Recorded data:
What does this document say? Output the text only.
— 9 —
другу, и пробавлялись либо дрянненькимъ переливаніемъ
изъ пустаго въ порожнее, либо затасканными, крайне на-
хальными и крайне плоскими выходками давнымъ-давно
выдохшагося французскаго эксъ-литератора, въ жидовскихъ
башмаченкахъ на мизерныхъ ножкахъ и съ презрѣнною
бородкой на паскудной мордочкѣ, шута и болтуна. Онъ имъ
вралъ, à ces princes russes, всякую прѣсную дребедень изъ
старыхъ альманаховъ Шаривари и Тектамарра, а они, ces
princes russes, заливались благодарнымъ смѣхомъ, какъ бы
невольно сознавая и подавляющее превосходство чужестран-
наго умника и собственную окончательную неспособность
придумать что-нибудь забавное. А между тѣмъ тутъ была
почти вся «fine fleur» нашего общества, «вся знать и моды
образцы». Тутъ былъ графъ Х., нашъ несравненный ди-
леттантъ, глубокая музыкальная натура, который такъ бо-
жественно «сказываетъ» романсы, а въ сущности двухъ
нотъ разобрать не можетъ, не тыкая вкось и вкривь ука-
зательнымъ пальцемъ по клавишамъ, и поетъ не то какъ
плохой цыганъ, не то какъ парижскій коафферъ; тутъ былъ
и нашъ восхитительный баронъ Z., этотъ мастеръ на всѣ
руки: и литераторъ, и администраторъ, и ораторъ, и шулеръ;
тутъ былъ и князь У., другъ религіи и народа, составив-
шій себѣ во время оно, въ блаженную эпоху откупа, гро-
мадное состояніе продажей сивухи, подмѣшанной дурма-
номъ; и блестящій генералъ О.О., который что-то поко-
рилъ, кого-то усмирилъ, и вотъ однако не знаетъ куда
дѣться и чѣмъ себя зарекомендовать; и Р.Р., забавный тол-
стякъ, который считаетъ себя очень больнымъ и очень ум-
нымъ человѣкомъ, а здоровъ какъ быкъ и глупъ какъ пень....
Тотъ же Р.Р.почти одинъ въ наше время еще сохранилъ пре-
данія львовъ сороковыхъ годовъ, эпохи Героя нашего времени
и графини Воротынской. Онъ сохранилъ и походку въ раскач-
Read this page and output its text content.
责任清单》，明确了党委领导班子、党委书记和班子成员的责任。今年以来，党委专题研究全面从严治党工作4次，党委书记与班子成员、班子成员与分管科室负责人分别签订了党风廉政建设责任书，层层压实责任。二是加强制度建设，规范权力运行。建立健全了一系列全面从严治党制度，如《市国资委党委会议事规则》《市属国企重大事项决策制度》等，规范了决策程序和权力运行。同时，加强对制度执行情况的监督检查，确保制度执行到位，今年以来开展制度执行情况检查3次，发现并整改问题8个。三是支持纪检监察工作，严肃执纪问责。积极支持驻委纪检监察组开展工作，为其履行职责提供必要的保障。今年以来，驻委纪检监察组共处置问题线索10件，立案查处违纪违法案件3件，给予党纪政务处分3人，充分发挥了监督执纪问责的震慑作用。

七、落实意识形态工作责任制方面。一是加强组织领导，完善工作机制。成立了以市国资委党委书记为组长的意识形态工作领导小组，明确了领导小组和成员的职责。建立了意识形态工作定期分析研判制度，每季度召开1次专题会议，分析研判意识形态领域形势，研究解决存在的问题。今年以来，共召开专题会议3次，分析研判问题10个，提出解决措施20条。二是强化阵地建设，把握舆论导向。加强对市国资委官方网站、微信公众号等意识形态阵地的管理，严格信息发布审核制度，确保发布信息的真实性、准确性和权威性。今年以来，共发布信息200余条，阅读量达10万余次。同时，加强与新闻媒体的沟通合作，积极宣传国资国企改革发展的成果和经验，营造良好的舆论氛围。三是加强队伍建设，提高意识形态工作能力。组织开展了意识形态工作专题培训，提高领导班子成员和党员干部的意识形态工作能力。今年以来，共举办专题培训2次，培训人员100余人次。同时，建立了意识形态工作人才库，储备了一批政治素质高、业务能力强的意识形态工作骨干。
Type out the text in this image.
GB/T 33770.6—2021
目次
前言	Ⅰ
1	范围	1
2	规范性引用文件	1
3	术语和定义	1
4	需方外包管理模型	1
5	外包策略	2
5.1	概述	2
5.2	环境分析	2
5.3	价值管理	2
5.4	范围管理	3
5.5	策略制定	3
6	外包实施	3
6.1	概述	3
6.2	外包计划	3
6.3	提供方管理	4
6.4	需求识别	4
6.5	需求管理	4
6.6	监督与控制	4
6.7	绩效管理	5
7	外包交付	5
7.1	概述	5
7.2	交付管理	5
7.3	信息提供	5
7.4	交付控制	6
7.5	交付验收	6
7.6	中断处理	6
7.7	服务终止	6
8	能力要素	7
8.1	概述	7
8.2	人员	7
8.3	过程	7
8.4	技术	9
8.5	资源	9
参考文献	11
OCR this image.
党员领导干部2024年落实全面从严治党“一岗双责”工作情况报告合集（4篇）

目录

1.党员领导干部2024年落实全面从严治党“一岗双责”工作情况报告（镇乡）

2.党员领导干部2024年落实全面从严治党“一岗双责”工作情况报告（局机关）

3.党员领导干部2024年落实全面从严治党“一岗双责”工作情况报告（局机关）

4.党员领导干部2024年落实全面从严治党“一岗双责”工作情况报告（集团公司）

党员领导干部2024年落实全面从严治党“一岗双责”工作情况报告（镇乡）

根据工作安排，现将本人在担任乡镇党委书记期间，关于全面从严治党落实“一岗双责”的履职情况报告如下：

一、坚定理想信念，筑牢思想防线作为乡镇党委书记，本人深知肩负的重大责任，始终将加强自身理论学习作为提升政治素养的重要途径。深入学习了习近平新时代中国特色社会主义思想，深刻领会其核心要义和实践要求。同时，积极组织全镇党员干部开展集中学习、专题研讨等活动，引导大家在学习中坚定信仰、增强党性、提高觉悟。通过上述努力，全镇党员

# Set task
Reproduce all data above, unchanged.

# Full response
What does this document say? Output the text only.
— 9 —
другу, и пробавлялись либо дрянненькимъ переливаніемъ
изъ пустаго въ порожнее, либо затасканными, крайне на-
хальными и крайне плоскими выходками давнымъ-давно
выдохшагося французскаго эксъ-литератора, въ жидовскихъ
башмаченкахъ на мизерныхъ ножкахъ и съ презрѣнною
бородкой на паскудной мордочкѣ, шута и болтуна. Онъ имъ
вралъ, à ces princes russes, всякую прѣсную дребедень изъ
старыхъ альманаховъ Шаривари и Тектамарра, а они, ces
princes russes, заливались благодарнымъ смѣхомъ, какъ бы
невольно сознавая и подавляющее превосходство чужестран-
наго умника и собственную окончательную неспособность
придумать что-нибудь забавное. А между тѣмъ тутъ была
почти вся «fine fleur» нашего общества, «вся знать и моды
образцы». Тутъ былъ графъ Х., нашъ несравненный ди-
леттантъ, глубокая музыкальная натура, который такъ бо-
жественно «сказываетъ» романсы, а въ сущности двухъ
нотъ разобрать не можетъ, не тыкая вкось и вкривь ука-
зательнымъ пальцемъ по клавишамъ, и поетъ не то какъ
плохой цыганъ, не то какъ парижскій коафферъ; тутъ былъ
и нашъ восхитительный баронъ Z., этотъ мастеръ на всѣ
руки: и литераторъ, и администраторъ, и ораторъ, и шулеръ;
тутъ былъ и князь У., другъ религіи и народа, составив-
шій себѣ во время оно, въ блаженную эпоху откупа, гро-
мадное состояніе продажей сивухи, подмѣшанной дурма-
номъ; и блестящій генералъ О.О., который что-то поко-
рилъ, кого-то усмирилъ, и вотъ однако не знаетъ куда
дѣться и чѣмъ себя зарекомендовать; и Р.Р., забавный тол-
стякъ, который считаетъ себя очень больнымъ и очень ум-
нымъ человѣкомъ, а здоровъ какъ быкъ и глупъ какъ пень....
Тотъ же Р.Р.почти одинъ въ наше время еще сохранилъ пре-
данія львовъ сороковыхъ годовъ, эпохи Героя нашего времени
и графини Воротынской. Онъ сохранилъ и походку въ раскач-
Read this page and output its text content.
责任清单》，明确了党委领导班子、党委书记和班子成员的责任。今年以来，党委专题研究全面从严治党工作4次，党委书记与班子成员、班子成员与分管科室负责人分别签订了党风廉政建设责任书，层层压实责任。二是加强制度建设，规范权力运行。建立健全了一系列全面从严治党制度，如《市国资委党委会议事规则》《市属国企重大事项决策制度》等，规范了决策程序和权力运行。同时，加强对制度执行情况的监督检查，确保制度执行到位，今年以来开展制度执行情况检查3次，发现并整改问题8个。三是支持纪检监察工作，严肃执纪问责。积极支持驻委纪检监察组开展工作，为其履行职责提供必要的保障。今年以来，驻委纪检监察组共处置问题线索10件，立案查处违纪违法案件3件，给予党纪政务处分3人，充分发挥了监督执纪问责的震慑作用。

七、落实意识形态工作责任制方面。一是加强组织领导，完善工作机制。成立了以市国资委党委书记为组长的意识形态工作领导小组，明确了领导小组和成员的职责。建立了意识形态工作定期分析研判制度，每季度召开1次专题会议，分析研判意识形态领域形势，研究解决存在的问题。今年以来，共召开专题会议3次，分析研判问题10个，提出解决措施20条。二是强化阵地建设，把握舆论导向。加强对市国资委官方网站、微信公众号等意识形态阵地的管理，严格信息发布审核制度，确保发布信息的真实性、准确性和权威性。今年以来，共发布信息200余条，阅读量达10万余次。同时，加强与新闻媒体的沟通合作，积极宣传国资国企改革发展的成果和经验，营造良好的舆论氛围。三是加强队伍建设，提高意识形态工作能力。组织开展了意识形态工作专题培训，提高领导班子成员和党员干部的意识形态工作能力。今年以来，共举办专题培训2次，培训人员100余人次。同时，建立了意识形态工作人才库，储备了一批政治素质高、业务能力强的意识形态工作骨干。
Type out the text in this image.
GB/T 33770.6—2021
目次
前言	Ⅰ
1	范围	1
2	规范性引用文件	1
3	术语和定义	1
4	需方外包管理模型	1
5	外包策略	2
5.1	概述	2
5.2	环境分析	2
5.3	价值管理	2
5.4	范围管理	3
5.5	策略制定	3
6	外包实施	3
6.1	概述	3
6.2	外包计划	3
6.3	提供方管理	4
6.4	需求识别	4
6.5	需求管理	4
6.6	监督与控制	4
6.7	绩效管理	5
7	外包交付	5
7.1	概述	5
7.2	交付管理	5
7.3	信息提供	5
7.4	交付控制	6
7.5	交付验收	6
7.6	中断处理	6
7.7	服务终止	6
8	能力要素	7
8.1	概述	7
8.2	人员	7
8.3	过程	7
8.4	技术	9
8.5	资源	9
参考文献	11
OCR this image.
党员领导干部2024年落实全面从严治党“一岗双责”工作情况报告合集（4篇）

目录

1.党员领导干部2024年落实全面从严治党“一岗双责”工作情况报告（镇乡）

2.党员领导干部2024年落实全面从严治党“一岗双责”工作情况报告（局机关）

3.党员领导干部2024年落实全面从严治党“一岗双责”工作情况报告（局机关）

4.党员领导干部2024年落实全面从严治党“一岗双责”工作情况报告（集团公司）

党员领导干部2024年落实全面从严治党“一岗双责”工作情况报告（镇乡）

根据工作安排，现将本人在担任乡镇党委书记期间，关于全面从严治党落实“一岗双责”的履职情况报告如下：

一、坚定理想信念，筑牢思想防线作为乡镇党委书记，本人深知肩负的重大责任，始终将加强自身理论学习作为提升政治素养的重要途径。深入学习了习近平新时代中国特色社会主义思想，深刻领会其核心要义和实践要求。同时，积极组织全镇党员干部开展集中学习、专题研讨等活动，引导大家在学习中坚定信仰、增强党性、提高觉悟。通过上述努力，全镇党员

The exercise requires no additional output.